---------- Given information ----------
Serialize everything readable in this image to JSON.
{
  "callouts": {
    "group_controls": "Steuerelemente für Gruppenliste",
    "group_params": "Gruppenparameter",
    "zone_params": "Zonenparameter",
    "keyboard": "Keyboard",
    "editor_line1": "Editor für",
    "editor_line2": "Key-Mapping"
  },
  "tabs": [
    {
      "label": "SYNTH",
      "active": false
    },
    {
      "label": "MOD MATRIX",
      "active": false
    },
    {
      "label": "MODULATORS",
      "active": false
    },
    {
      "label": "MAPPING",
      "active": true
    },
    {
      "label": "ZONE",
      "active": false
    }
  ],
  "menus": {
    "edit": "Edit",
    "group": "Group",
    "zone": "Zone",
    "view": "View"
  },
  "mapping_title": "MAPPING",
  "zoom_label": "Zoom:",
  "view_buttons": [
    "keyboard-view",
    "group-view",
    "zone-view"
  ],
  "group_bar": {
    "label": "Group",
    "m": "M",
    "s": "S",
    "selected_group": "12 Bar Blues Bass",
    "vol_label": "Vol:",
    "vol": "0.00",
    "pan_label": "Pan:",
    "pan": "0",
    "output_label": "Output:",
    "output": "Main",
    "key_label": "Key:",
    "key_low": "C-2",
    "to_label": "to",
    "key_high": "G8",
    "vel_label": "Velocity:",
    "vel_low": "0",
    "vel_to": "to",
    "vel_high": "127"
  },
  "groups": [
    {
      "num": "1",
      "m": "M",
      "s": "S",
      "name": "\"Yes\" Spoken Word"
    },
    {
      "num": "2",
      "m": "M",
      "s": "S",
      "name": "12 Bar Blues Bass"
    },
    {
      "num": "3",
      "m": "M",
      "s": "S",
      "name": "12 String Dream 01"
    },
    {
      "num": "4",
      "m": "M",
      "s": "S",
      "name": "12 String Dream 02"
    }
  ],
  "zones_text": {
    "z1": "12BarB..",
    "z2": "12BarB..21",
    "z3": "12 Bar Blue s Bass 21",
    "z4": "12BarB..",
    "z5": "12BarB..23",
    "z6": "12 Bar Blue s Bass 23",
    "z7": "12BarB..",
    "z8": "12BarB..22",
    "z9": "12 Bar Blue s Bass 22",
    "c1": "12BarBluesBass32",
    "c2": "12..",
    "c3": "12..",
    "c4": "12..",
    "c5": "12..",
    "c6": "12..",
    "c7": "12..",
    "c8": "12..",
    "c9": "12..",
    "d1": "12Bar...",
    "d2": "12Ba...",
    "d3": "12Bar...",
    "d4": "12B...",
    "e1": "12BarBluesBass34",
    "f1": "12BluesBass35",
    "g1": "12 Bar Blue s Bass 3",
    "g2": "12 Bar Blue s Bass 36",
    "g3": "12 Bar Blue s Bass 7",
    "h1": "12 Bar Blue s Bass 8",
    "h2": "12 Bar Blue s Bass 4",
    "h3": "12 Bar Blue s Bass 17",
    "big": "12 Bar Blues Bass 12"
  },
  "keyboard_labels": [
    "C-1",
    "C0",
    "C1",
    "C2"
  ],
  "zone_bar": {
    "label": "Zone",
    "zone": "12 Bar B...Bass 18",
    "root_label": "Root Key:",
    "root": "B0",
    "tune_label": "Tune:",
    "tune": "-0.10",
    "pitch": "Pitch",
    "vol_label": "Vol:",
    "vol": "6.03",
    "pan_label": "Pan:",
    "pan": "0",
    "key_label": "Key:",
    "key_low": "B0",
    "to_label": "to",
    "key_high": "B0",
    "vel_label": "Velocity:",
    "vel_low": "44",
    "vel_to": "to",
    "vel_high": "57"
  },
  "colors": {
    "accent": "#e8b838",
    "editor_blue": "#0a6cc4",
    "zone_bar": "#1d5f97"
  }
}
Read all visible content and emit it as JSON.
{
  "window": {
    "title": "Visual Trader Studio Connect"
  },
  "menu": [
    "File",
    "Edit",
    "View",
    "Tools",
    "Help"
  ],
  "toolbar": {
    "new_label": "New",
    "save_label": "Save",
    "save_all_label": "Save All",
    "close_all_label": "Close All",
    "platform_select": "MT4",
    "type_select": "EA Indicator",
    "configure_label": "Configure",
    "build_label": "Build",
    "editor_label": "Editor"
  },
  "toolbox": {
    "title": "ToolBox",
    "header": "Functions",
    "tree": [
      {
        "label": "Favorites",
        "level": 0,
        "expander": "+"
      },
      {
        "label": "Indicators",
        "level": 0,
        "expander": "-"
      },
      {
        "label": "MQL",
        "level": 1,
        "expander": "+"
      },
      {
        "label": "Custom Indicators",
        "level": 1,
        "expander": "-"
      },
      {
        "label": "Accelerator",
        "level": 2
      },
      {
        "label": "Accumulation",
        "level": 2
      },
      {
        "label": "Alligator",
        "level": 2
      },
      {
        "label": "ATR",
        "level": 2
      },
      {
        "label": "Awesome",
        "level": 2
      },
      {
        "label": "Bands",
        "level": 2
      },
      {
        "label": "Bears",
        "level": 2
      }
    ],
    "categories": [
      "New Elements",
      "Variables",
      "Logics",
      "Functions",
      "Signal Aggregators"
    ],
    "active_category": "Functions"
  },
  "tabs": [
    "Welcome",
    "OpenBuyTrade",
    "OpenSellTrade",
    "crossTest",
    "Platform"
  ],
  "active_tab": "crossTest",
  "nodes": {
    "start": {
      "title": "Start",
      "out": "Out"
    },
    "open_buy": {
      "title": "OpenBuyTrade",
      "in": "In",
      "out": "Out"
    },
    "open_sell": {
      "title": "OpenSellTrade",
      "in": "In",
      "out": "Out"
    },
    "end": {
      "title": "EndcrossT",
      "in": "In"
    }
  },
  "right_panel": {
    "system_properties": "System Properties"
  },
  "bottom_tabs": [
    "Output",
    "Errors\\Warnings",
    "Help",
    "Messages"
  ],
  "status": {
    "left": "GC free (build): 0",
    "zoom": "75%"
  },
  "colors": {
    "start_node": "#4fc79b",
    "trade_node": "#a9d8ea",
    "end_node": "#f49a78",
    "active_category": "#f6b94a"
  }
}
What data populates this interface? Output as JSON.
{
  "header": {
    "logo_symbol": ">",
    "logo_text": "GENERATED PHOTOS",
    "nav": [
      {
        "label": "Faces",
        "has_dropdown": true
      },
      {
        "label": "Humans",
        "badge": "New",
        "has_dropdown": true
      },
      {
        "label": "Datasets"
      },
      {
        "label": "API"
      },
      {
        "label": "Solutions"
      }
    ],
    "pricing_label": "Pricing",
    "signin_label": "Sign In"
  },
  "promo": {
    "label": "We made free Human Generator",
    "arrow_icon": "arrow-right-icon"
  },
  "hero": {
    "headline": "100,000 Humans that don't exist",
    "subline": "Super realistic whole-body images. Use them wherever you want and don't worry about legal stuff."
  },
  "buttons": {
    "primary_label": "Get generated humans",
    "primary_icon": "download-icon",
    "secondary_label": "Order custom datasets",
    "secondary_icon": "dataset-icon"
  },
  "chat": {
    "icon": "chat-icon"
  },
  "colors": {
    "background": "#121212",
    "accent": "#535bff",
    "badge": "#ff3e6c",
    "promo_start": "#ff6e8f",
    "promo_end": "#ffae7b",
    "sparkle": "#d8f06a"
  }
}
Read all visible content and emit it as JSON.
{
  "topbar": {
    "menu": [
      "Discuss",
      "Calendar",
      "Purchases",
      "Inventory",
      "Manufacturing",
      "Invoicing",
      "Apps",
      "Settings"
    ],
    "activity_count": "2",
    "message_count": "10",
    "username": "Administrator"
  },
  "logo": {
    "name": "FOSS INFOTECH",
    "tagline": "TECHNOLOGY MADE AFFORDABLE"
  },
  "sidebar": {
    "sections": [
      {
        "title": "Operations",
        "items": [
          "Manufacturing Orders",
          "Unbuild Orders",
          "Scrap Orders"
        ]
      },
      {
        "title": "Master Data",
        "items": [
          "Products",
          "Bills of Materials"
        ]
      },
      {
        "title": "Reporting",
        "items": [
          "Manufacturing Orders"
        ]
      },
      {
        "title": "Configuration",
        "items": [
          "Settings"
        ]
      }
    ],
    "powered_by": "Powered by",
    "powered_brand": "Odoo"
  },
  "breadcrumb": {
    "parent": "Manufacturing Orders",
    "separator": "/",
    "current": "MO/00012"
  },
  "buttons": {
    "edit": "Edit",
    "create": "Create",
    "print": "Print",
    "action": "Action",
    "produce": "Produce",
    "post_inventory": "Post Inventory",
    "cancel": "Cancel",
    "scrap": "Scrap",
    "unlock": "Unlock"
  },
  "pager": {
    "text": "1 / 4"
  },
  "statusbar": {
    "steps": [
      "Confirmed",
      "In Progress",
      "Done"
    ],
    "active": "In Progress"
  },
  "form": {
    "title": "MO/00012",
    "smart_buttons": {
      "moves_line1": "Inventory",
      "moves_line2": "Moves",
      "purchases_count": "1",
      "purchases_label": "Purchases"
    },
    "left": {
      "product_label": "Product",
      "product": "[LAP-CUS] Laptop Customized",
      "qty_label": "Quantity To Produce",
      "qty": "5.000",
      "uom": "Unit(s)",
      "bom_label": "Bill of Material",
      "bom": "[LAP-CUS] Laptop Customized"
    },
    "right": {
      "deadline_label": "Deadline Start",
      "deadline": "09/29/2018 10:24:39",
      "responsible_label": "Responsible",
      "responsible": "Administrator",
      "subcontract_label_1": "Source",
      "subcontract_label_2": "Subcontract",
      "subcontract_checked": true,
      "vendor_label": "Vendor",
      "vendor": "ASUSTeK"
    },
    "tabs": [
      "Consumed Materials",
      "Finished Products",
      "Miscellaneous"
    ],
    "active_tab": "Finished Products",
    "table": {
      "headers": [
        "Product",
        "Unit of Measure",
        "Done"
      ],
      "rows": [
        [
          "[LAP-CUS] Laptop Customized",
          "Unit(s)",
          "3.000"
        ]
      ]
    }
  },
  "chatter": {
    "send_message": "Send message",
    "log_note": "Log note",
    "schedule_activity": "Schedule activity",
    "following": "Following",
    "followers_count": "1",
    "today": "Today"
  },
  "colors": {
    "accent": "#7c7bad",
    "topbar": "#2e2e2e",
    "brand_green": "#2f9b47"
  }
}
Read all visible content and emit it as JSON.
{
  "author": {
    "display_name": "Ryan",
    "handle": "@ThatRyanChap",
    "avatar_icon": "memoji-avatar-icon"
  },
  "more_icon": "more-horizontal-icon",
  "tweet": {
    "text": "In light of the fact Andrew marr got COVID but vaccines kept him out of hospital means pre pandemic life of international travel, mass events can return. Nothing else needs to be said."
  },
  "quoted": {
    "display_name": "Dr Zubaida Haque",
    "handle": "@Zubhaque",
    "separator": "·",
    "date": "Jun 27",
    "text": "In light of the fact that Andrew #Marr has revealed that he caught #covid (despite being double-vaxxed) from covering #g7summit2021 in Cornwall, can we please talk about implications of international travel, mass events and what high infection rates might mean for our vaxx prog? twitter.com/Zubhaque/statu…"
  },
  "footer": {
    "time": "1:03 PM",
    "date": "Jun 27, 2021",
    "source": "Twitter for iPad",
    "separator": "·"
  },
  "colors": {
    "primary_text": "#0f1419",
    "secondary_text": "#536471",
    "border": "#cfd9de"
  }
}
----------
Set task: Identify the lines of the data that contain the word "free". Copy each of them.

Task output:
    "left": "GC free (build): 0",
    "label": "We made free Human Generator",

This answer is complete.